▶ Prompt:
Retype the whole listing verbatim and keep the pictures out of it.

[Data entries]
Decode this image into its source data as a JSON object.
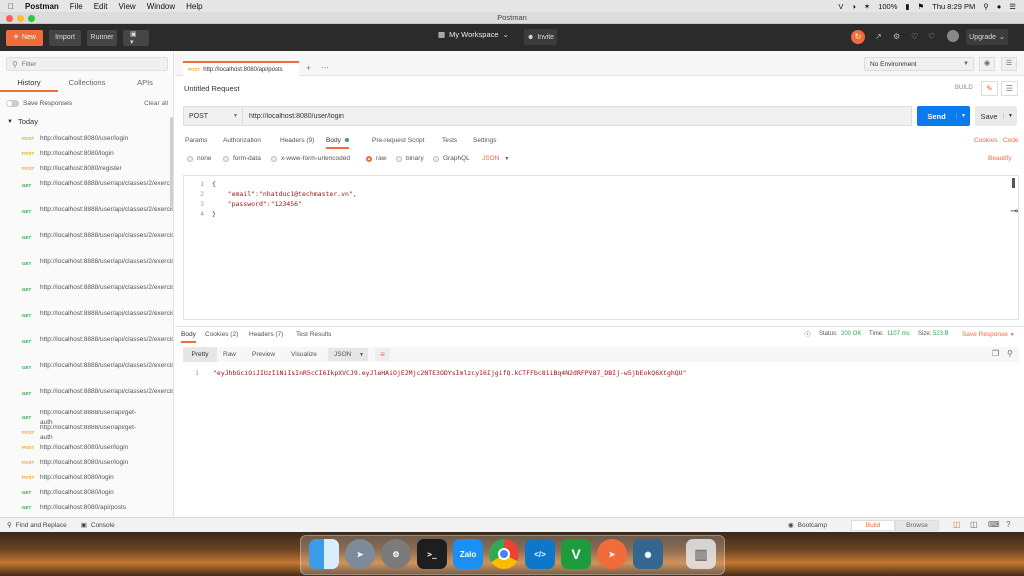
{
  "menubar": {
    "app": "Postman",
    "items": [
      "File",
      "Edit",
      "View",
      "Window",
      "Help"
    ],
    "battery": "100%",
    "clock": "Thu 8:29 PM"
  },
  "window": {
    "title": "Postman"
  },
  "toolbar": {
    "new_label": "New",
    "import_label": "Import",
    "runner_label": "Runner",
    "workspace_label": "My Workspace",
    "invite_label": "Invite",
    "upgrade_label": "Upgrade"
  },
  "sidebar": {
    "filter_placeholder": "Filter",
    "tabs": [
      "History",
      "Collections",
      "APIs"
    ],
    "save_responses": "Save Responses",
    "clear_all": "Clear all",
    "group": "Today",
    "history": [
      {
        "method": "POST",
        "url": "http://localhost:8080/user/login"
      },
      {
        "method": "POST",
        "url": "http://localhost:8080/login"
      },
      {
        "method": "POST",
        "url": "http://localhost:8080/register"
      },
      {
        "method": "GET",
        "url": "http://localhost:8888/user/api/classes/2/exercises"
      },
      {
        "method": "GET",
        "url": "http://localhost:8888/user/api/classes/2/exercises"
      },
      {
        "method": "GET",
        "url": "http://localhost:8888/user/api/classes/2/exercises"
      },
      {
        "method": "GET",
        "url": "http://localhost:8888/user/api/classes/2/exercises"
      },
      {
        "method": "GET",
        "url": "http://localhost:8888/user/api/classes/2/exercises"
      },
      {
        "method": "GET",
        "url": "http://localhost:8888/user/api/classes/2/exercises"
      },
      {
        "method": "GET",
        "url": "http://localhost:8888/user/api/classes/2/exercises"
      },
      {
        "method": "GET",
        "url": "http://localhost:8888/user/api/classes/2/exercises"
      },
      {
        "method": "GET",
        "url": "http://localhost:8888/user/api/classes/2/exercises"
      },
      {
        "method": "GET",
        "url": "http://localhost:8888/user/api/get-auth"
      },
      {
        "method": "POST",
        "url": "http://localhost:8888/user/api/get-auth"
      },
      {
        "method": "POST",
        "url": "http://localhost:8080/user/login"
      },
      {
        "method": "POST",
        "url": "http://localhost:8080/user/login"
      },
      {
        "method": "POST",
        "url": "http://localhost:8080/login"
      },
      {
        "method": "GET",
        "url": "http://localhost:8080/login"
      },
      {
        "method": "GET",
        "url": "http://localhost:8080/api/posts"
      }
    ]
  },
  "tabbar": {
    "tab_method": "POST",
    "tab_url": "http://localhost:8080/api/posts",
    "environment": "No Environment"
  },
  "request": {
    "name": "Untitled Request",
    "build_label": "BUILD",
    "method": "POST",
    "url": "http://localhost:8080/user/login",
    "send_label": "Send",
    "save_label": "Save",
    "tabs": [
      "Params",
      "Authorization",
      "Headers (9)",
      "Body",
      "Pre-request Script",
      "Tests",
      "Settings"
    ],
    "cookies": "Cookies",
    "code": "Code",
    "body_types": [
      "none",
      "form-data",
      "x-www-form-urlencoded",
      "raw",
      "binary",
      "GraphQL"
    ],
    "format": "JSON",
    "beautify": "Beautify",
    "body_lines": [
      "{",
      "    \"email\":\"nhatduc1@techmaster.vn\",",
      "    \"password\":\"123456\"",
      "}"
    ]
  },
  "response": {
    "tabs": [
      "Body",
      "Cookies (2)",
      "Headers (7)",
      "Test Results"
    ],
    "status_label": "Status:",
    "status_value": "200 OK",
    "time_label": "Time:",
    "time_value": "1107 ms",
    "size_label": "Size:",
    "size_value": "523 B",
    "save_response": "Save Response",
    "views": [
      "Pretty",
      "Raw",
      "Preview",
      "Visualize"
    ],
    "format": "JSON",
    "line": "\"eyJhbGciOiJIUzI1NiIsInR5cCI6IkpXVCJ9.eyJleHAiOjE2Mjc2NTE3ODYsImlzcyI6IjgifQ.kCTFFbc81iBq4N2dRFPV87_DBIj-w5jbEokQ6XtghQU\""
  },
  "statusbar": {
    "find_replace": "Find and Replace",
    "console": "Console",
    "bootcamp": "Bootcamp",
    "build": "Build",
    "browse": "Browse"
  },
  "dock": {
    "apps": [
      "Finder",
      "Launchpad",
      "System Preferences",
      "Terminal",
      "Zalo",
      "Chrome",
      "VS Code",
      "Vim",
      "Postman",
      "pgAdmin",
      "Trash"
    ]
  },
  "colors": {
    "accent": "#f26b3a",
    "send": "#097bed",
    "get": "#2fa84f",
    "post": "#f5a623",
    "status_ok": "#2fa84f"
  }
}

▶ Result of the task:
Decode this image into its source data as a JSON object.
{
  "menubar": {
    "app": "Postman",
    "items": [
      "File",
      "Edit",
      "View",
      "Window",
      "Help"
    ],
    "battery": "100%",
    "clock": "Thu 8:29 PM"
  },
  "window": {
    "title": "Postman"
  },
  "toolbar": {
    "new_label": "New",
    "import_label": "Import",
    "runner_label": "Runner",
    "workspace_label": "My Workspace",
    "invite_label": "Invite",
    "upgrade_label": "Upgrade"
  },
  "sidebar": {
    "filter_placeholder": "Filter",
    "tabs": [
      "History",
      "Collections",
      "APIs"
    ],
    "save_responses": "Save Responses",
    "clear_all": "Clear all",
    "group": "Today",
    "history": [
      {
        "method": "POST",
        "url": "http://localhost:8080/user/login"
      },
      {
        "method": "POST",
        "url": "http://localhost:8080/login"
      },
      {
        "method": "POST",
        "url": "http://localhost:8080/register"
      },
      {
        "method": "GET",
        "url": "http://localhost:8888/user/api/classes/2/exercises"
      },
      {
        "method": "GET",
        "url": "http://localhost:8888/user/api/classes/2/exercises"
      },
      {
        "method": "GET",
        "url": "http://localhost:8888/user/api/classes/2/exercises"
      },
      {
        "method": "GET",
        "url": "http://localhost:8888/user/api/classes/2/exercises"
      },
      {
        "method": "GET",
        "url": "http://localhost:8888/user/api/classes/2/exercises"
      },
      {
        "method": "GET",
        "url": "http://localhost:8888/user/api/classes/2/exercises"
      },
      {
        "method": "GET",
        "url": "http://localhost:8888/user/api/classes/2/exercises"
      },
      {
        "method": "GET",
        "url": "http://localhost:8888/user/api/classes/2/exercises"
      },
      {
        "method": "GET",
        "url": "http://localhost:8888/user/api/classes/2/exercises"
      },
      {
        "method": "GET",
        "url": "http://localhost:8888/user/api/get-auth"
      },
      {
        "method": "POST",
        "url": "http://localhost:8888/user/api/get-auth"
      },
      {
        "method": "POST",
        "url": "http://localhost:8080/user/login"
      },
      {
        "method": "POST",
        "url": "http://localhost:8080/user/login"
      },
      {
        "method": "POST",
        "url": "http://localhost:8080/login"
      },
      {
        "method": "GET",
        "url": "http://localhost:8080/login"
      },
      {
        "method": "GET",
        "url": "http://localhost:8080/api/posts"
      }
    ]
  },
  "tabbar": {
    "tab_method": "POST",
    "tab_url": "http://localhost:8080/api/posts",
    "environment": "No Environment"
  },
  "request": {
    "name": "Untitled Request",
    "build_label": "BUILD",
    "method": "POST",
    "url": "http://localhost:8080/user/login",
    "send_label": "Send",
    "save_label": "Save",
    "tabs": [
      "Params",
      "Authorization",
      "Headers (9)",
      "Body",
      "Pre-request Script",
      "Tests",
      "Settings"
    ],
    "cookies": "Cookies",
    "code": "Code",
    "body_types": [
      "none",
      "form-data",
      "x-www-form-urlencoded",
      "raw",
      "binary",
      "GraphQL"
    ],
    "format": "JSON",
    "beautify": "Beautify",
    "body_lines": [
      "{",
      "    \"email\":\"nhatduc1@techmaster.vn\",",
      "    \"password\":\"123456\"",
      "}"
    ]
  },
  "response": {
    "tabs": [
      "Body",
      "Cookies (2)",
      "Headers (7)",
      "Test Results"
    ],
    "status_label": "Status:",
    "status_value": "200 OK",
    "time_label": "Time:",
    "time_value": "1107 ms",
    "size_label": "Size:",
    "size_value": "523 B",
    "save_response": "Save Response",
    "views": [
      "Pretty",
      "Raw",
      "Preview",
      "Visualize"
    ],
    "format": "JSON",
    "line": "\"eyJhbGciOiJIUzI1NiIsInR5cCI6IkpXVCJ9.eyJleHAiOjE2Mjc2NTE3ODYsImlzcyI6IjgifQ.kCTFFbc81iBq4N2dRFPV87_DBIj-w5jbEokQ6XtghQU\""
  },
  "statusbar": {
    "find_replace": "Find and Replace",
    "console": "Console",
    "bootcamp": "Bootcamp",
    "build": "Build",
    "browse": "Browse"
  },
  "dock": {
    "apps": [
      "Finder",
      "Launchpad",
      "System Preferences",
      "Terminal",
      "Zalo",
      "Chrome",
      "VS Code",
      "Vim",
      "Postman",
      "pgAdmin",
      "Trash"
    ]
  },
  "colors": {
    "accent": "#f26b3a",
    "send": "#097bed",
    "get": "#2fa84f",
    "post": "#f5a623",
    "status_ok": "#2fa84f"
  }
}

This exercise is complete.